─── PROVIDED RECORDS ───

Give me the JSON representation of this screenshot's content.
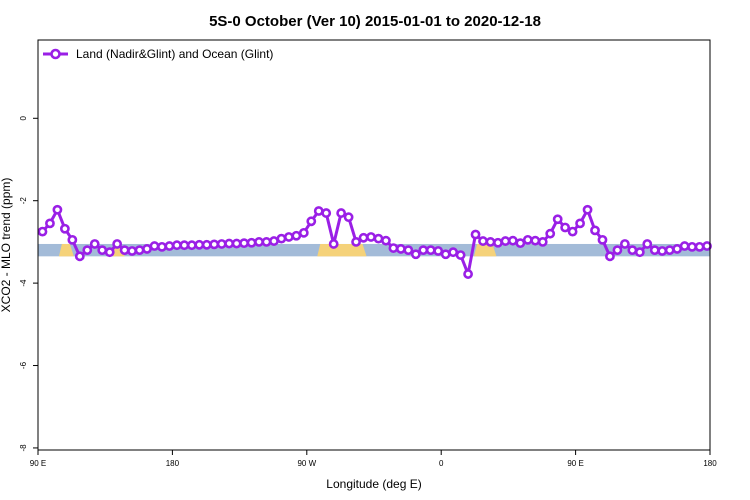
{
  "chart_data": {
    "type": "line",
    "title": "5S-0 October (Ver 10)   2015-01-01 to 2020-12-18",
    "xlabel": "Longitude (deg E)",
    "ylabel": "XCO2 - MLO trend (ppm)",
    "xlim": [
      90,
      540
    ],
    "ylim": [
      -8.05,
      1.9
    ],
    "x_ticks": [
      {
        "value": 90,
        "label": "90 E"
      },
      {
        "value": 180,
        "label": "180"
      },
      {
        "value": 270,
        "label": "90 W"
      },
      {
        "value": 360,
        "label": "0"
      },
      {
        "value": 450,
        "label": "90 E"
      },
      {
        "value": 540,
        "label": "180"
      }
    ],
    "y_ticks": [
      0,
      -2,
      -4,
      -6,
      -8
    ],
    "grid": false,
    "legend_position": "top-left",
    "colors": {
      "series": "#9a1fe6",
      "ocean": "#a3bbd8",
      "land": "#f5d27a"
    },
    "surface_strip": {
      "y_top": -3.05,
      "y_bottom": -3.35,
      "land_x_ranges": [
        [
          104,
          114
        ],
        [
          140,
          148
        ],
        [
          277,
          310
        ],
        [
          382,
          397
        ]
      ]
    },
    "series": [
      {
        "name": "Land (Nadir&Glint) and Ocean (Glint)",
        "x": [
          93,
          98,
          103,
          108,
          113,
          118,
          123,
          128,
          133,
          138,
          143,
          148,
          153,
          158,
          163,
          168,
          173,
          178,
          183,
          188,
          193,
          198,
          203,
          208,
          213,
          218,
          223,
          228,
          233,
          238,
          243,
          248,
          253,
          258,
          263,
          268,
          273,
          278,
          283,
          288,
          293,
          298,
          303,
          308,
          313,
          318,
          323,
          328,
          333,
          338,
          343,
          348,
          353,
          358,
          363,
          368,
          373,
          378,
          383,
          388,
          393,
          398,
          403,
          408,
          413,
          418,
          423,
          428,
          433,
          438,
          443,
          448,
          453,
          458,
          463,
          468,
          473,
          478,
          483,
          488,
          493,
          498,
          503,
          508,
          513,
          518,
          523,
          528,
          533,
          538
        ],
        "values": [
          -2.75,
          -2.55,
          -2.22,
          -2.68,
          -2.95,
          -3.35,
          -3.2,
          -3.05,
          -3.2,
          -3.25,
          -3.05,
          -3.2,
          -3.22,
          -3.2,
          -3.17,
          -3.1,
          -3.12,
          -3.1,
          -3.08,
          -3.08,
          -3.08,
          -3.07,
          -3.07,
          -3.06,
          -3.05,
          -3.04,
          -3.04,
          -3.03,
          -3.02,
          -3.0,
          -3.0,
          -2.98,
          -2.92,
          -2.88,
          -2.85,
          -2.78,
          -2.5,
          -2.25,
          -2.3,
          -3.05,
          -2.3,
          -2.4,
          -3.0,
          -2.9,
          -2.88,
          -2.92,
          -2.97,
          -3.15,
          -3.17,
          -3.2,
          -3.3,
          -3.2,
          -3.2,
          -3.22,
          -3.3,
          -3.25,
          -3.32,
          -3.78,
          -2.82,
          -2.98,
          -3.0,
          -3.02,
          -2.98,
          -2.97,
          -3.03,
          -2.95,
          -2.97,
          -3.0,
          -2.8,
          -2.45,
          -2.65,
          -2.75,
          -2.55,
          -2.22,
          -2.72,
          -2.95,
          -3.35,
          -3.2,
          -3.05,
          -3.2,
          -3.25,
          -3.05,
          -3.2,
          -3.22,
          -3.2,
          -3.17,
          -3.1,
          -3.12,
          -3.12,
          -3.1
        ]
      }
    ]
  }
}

───

EXERCISE DIRECTIONS: Restate the whole of the material word for word without the pictures.

RIGHT ANSWER:
Give me the JSON representation of this screenshot's content.
{
  "chart_data": {
    "type": "line",
    "title": "5S-0 October (Ver 10)   2015-01-01 to 2020-12-18",
    "xlabel": "Longitude (deg E)",
    "ylabel": "XCO2 - MLO trend (ppm)",
    "xlim": [
      90,
      540
    ],
    "ylim": [
      -8.05,
      1.9
    ],
    "x_ticks": [
      {
        "value": 90,
        "label": "90 E"
      },
      {
        "value": 180,
        "label": "180"
      },
      {
        "value": 270,
        "label": "90 W"
      },
      {
        "value": 360,
        "label": "0"
      },
      {
        "value": 450,
        "label": "90 E"
      },
      {
        "value": 540,
        "label": "180"
      }
    ],
    "y_ticks": [
      0,
      -2,
      -4,
      -6,
      -8
    ],
    "grid": false,
    "legend_position": "top-left",
    "colors": {
      "series": "#9a1fe6",
      "ocean": "#a3bbd8",
      "land": "#f5d27a"
    },
    "surface_strip": {
      "y_top": -3.05,
      "y_bottom": -3.35,
      "land_x_ranges": [
        [
          104,
          114
        ],
        [
          140,
          148
        ],
        [
          277,
          310
        ],
        [
          382,
          397
        ]
      ]
    },
    "series": [
      {
        "name": "Land (Nadir&Glint) and Ocean (Glint)",
        "x": [
          93,
          98,
          103,
          108,
          113,
          118,
          123,
          128,
          133,
          138,
          143,
          148,
          153,
          158,
          163,
          168,
          173,
          178,
          183,
          188,
          193,
          198,
          203,
          208,
          213,
          218,
          223,
          228,
          233,
          238,
          243,
          248,
          253,
          258,
          263,
          268,
          273,
          278,
          283,
          288,
          293,
          298,
          303,
          308,
          313,
          318,
          323,
          328,
          333,
          338,
          343,
          348,
          353,
          358,
          363,
          368,
          373,
          378,
          383,
          388,
          393,
          398,
          403,
          408,
          413,
          418,
          423,
          428,
          433,
          438,
          443,
          448,
          453,
          458,
          463,
          468,
          473,
          478,
          483,
          488,
          493,
          498,
          503,
          508,
          513,
          518,
          523,
          528,
          533,
          538
        ],
        "values": [
          -2.75,
          -2.55,
          -2.22,
          -2.68,
          -2.95,
          -3.35,
          -3.2,
          -3.05,
          -3.2,
          -3.25,
          -3.05,
          -3.2,
          -3.22,
          -3.2,
          -3.17,
          -3.1,
          -3.12,
          -3.1,
          -3.08,
          -3.08,
          -3.08,
          -3.07,
          -3.07,
          -3.06,
          -3.05,
          -3.04,
          -3.04,
          -3.03,
          -3.02,
          -3.0,
          -3.0,
          -2.98,
          -2.92,
          -2.88,
          -2.85,
          -2.78,
          -2.5,
          -2.25,
          -2.3,
          -3.05,
          -2.3,
          -2.4,
          -3.0,
          -2.9,
          -2.88,
          -2.92,
          -2.97,
          -3.15,
          -3.17,
          -3.2,
          -3.3,
          -3.2,
          -3.2,
          -3.22,
          -3.3,
          -3.25,
          -3.32,
          -3.78,
          -2.82,
          -2.98,
          -3.0,
          -3.02,
          -2.98,
          -2.97,
          -3.03,
          -2.95,
          -2.97,
          -3.0,
          -2.8,
          -2.45,
          -2.65,
          -2.75,
          -2.55,
          -2.22,
          -2.72,
          -2.95,
          -3.35,
          -3.2,
          -3.05,
          -3.2,
          -3.25,
          -3.05,
          -3.2,
          -3.22,
          -3.2,
          -3.17,
          -3.1,
          -3.12,
          -3.12,
          -3.1
        ]
      }
    ]
  }
}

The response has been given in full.